═════ SUPPLIED DATA

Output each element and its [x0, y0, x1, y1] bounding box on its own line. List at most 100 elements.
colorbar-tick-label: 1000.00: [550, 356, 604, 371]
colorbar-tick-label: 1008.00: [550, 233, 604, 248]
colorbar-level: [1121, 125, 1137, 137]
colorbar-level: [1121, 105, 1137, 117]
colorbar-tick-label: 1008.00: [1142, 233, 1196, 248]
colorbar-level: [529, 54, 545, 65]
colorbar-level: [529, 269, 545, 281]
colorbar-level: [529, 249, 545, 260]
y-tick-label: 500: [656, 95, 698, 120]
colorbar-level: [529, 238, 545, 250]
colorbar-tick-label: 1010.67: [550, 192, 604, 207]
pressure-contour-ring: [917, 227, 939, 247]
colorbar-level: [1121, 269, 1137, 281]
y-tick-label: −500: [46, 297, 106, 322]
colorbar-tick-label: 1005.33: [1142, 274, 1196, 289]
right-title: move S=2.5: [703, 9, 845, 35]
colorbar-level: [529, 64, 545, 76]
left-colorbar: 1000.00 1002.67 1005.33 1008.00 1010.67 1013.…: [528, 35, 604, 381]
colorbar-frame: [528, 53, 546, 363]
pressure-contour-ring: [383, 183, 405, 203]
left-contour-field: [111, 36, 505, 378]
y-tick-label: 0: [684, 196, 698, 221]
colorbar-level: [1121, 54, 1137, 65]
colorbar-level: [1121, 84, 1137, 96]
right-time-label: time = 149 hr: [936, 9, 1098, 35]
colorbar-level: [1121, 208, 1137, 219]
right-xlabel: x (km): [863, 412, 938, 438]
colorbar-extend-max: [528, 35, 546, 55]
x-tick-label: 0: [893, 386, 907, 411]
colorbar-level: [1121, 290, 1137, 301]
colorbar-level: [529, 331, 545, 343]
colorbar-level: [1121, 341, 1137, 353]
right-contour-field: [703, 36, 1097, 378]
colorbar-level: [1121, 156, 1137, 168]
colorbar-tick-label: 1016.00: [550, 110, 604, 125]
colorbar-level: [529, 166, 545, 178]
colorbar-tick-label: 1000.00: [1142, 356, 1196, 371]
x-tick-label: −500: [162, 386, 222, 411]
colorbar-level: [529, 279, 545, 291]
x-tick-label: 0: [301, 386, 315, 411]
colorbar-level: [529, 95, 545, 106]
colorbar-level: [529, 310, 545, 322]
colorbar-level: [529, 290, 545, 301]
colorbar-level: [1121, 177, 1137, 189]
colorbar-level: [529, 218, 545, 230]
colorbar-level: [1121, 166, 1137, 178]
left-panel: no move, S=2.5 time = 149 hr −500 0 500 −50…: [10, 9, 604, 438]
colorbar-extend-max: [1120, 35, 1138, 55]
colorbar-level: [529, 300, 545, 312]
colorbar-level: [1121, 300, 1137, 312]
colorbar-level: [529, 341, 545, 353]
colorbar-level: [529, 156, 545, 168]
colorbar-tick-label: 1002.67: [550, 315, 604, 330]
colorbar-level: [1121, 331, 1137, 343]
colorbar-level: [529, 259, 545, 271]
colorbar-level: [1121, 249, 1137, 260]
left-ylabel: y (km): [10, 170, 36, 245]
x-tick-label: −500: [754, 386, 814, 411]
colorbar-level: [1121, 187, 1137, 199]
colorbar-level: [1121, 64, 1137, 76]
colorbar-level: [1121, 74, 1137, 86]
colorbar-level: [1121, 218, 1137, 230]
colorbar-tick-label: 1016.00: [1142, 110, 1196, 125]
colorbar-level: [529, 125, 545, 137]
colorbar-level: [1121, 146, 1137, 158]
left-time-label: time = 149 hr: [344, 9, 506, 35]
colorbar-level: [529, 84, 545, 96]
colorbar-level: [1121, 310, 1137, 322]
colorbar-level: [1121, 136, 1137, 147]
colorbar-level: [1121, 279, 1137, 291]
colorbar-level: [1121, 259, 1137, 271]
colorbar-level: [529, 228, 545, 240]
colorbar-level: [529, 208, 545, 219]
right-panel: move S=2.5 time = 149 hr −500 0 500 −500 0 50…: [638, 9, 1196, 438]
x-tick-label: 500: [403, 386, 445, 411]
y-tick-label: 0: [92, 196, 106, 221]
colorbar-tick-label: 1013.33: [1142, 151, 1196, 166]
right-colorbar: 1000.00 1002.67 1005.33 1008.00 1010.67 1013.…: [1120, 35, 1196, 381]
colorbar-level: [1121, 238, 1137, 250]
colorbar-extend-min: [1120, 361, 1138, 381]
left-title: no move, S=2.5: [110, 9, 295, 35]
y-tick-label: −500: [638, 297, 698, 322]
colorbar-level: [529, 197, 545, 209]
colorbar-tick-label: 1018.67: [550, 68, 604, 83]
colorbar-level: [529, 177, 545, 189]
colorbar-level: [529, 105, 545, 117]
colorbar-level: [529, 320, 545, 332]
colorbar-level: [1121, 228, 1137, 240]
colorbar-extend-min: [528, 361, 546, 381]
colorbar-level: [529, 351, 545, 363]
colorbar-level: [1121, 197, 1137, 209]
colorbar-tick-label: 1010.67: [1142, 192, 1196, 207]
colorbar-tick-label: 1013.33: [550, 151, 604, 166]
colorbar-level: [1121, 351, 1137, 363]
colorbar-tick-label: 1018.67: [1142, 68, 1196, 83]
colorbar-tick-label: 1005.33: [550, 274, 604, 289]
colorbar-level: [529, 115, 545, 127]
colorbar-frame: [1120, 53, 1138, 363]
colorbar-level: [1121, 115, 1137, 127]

══════════

WHAT NEEDS TO BE DONE. Recast the data above, from its first line through the line containing "colorbar-level: [529, 238, 545, 250]", as a JSON list of strings with one string per line. Leave out any blank lines.

RESULT OF THE EXERCISE.
[
  "Output each element and its [x0, y0, x1, y1] bounding box on its own line. List at most 100 elements.",
  "colorbar-tick-label: 1000.00: [550, 356, 604, 371]",
  "colorbar-tick-label: 1008.00: [550, 233, 604, 248]",
  "colorbar-level: [1121, 125, 1137, 137]",
  "colorbar-level: [1121, 105, 1137, 117]",
  "colorbar-tick-label: 1008.00: [1142, 233, 1196, 248]",
  "colorbar-level: [529, 54, 545, 65]",
  "colorbar-level: [529, 269, 545, 281]",
  "colorbar-level: [529, 249, 545, 260]",
  "y-tick-label: 500: [656, 95, 698, 120]",
  "colorbar-level: [529, 238, 545, 250]"
]